▶ _Requirements_
Check each line of the listing below for the string "Connector", and give only how many lines hold it.

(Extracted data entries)
* * *
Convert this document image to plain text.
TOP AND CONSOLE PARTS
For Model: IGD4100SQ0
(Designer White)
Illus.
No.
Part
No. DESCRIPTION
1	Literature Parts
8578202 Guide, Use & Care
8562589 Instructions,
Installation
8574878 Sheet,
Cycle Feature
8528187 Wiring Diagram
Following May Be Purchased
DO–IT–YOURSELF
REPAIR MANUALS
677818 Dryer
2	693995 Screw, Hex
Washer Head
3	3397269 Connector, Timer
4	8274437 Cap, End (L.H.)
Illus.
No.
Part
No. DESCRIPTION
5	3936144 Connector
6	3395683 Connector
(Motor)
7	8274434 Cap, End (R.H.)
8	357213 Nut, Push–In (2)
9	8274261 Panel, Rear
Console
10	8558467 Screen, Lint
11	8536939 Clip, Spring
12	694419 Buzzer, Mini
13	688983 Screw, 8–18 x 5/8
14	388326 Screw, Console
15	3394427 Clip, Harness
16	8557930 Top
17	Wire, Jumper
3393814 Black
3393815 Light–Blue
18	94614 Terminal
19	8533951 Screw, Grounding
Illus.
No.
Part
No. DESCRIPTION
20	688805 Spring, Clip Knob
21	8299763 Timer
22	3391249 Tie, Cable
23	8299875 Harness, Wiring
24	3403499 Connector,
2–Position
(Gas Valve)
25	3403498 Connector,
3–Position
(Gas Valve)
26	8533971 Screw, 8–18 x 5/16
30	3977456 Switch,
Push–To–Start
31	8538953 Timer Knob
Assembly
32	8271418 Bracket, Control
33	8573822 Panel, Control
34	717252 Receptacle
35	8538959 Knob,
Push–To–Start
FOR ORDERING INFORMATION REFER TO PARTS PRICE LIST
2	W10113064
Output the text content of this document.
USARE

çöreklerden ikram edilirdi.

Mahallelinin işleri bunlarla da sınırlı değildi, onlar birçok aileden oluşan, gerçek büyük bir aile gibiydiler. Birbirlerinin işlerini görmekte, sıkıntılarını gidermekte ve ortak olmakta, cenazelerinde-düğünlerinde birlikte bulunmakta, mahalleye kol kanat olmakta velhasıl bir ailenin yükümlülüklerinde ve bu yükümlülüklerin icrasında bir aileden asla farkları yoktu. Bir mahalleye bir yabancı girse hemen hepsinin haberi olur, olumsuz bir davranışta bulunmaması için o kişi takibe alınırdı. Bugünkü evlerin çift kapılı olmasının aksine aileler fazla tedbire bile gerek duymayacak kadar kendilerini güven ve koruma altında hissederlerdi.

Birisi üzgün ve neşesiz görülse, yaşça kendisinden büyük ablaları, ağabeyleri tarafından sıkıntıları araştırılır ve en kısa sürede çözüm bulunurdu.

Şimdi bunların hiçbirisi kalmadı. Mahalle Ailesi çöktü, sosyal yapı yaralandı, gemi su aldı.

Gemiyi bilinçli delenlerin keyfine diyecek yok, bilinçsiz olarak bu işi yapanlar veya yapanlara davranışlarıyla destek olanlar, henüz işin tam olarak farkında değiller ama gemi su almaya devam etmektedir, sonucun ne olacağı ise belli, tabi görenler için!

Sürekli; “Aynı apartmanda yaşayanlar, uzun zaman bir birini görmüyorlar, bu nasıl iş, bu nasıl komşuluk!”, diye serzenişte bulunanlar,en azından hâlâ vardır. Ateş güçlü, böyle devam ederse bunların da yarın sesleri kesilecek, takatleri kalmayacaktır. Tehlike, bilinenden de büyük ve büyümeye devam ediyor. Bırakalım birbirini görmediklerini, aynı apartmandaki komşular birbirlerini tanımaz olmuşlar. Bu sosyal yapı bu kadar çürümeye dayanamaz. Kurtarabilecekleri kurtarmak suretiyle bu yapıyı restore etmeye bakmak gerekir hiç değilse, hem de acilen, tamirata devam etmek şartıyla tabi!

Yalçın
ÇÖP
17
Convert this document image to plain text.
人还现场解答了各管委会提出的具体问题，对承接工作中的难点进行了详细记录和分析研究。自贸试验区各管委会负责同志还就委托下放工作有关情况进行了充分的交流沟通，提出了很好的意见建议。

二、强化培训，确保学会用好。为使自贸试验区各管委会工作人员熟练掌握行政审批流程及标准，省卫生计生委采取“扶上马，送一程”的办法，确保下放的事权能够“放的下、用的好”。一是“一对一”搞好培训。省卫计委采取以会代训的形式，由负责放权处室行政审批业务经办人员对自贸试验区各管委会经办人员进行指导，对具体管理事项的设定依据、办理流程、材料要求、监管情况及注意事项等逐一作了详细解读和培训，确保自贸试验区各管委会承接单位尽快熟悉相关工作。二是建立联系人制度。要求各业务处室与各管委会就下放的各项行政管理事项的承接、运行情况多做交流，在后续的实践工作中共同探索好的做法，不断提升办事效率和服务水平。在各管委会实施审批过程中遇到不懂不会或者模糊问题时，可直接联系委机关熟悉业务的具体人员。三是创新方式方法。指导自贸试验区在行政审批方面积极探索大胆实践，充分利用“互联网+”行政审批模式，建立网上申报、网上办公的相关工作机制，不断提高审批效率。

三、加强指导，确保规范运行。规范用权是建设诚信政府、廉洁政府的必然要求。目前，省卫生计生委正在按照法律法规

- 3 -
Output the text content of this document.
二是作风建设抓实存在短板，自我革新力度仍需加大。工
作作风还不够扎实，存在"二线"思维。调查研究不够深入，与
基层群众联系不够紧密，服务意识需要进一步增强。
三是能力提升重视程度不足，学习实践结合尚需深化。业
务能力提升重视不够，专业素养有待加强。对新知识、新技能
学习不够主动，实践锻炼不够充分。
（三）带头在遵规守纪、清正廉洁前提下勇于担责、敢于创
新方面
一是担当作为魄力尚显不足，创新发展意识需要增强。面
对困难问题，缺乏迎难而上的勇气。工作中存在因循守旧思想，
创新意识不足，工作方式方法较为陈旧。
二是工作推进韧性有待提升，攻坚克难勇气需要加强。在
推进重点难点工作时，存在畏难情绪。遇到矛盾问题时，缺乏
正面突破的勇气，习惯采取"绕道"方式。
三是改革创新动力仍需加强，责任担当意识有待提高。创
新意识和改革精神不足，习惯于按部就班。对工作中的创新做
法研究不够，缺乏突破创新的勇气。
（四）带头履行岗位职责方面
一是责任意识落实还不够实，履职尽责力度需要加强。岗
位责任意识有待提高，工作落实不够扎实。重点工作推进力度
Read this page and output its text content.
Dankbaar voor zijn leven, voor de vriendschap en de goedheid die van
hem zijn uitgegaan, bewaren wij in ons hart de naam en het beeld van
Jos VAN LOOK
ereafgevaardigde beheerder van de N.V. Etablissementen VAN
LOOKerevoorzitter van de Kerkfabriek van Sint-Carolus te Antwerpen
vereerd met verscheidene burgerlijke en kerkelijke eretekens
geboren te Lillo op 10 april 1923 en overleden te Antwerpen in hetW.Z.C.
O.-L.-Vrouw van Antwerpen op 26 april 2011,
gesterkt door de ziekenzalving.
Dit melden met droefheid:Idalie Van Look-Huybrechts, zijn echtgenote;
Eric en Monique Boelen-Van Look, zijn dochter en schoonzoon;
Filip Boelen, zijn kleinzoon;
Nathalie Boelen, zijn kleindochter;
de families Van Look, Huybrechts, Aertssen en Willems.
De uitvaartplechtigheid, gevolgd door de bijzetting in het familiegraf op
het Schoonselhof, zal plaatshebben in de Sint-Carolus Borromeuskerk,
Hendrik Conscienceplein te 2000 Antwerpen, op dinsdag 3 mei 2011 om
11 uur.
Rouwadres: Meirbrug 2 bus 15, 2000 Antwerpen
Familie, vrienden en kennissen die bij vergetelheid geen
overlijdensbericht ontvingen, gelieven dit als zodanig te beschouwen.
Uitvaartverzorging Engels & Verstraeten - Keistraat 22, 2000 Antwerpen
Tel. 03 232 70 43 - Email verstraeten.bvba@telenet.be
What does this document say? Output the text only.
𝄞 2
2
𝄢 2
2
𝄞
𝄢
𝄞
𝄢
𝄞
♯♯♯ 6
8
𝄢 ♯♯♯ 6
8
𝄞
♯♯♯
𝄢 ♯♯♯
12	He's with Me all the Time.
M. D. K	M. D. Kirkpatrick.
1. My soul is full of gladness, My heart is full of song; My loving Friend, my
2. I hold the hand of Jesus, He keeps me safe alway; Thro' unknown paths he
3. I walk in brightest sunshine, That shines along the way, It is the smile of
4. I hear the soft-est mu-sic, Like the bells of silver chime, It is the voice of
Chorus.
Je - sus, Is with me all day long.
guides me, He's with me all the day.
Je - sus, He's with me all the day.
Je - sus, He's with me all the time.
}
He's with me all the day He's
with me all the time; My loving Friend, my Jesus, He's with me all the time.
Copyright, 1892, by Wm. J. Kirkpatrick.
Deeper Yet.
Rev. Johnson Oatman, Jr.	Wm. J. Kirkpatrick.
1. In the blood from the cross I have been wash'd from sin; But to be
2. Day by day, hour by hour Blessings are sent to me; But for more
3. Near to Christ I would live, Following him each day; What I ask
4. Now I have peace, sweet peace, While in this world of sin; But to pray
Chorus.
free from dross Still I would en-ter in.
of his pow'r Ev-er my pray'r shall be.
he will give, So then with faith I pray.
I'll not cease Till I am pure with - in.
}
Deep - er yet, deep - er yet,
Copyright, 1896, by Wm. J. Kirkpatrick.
* * *
▶ _Solution_
5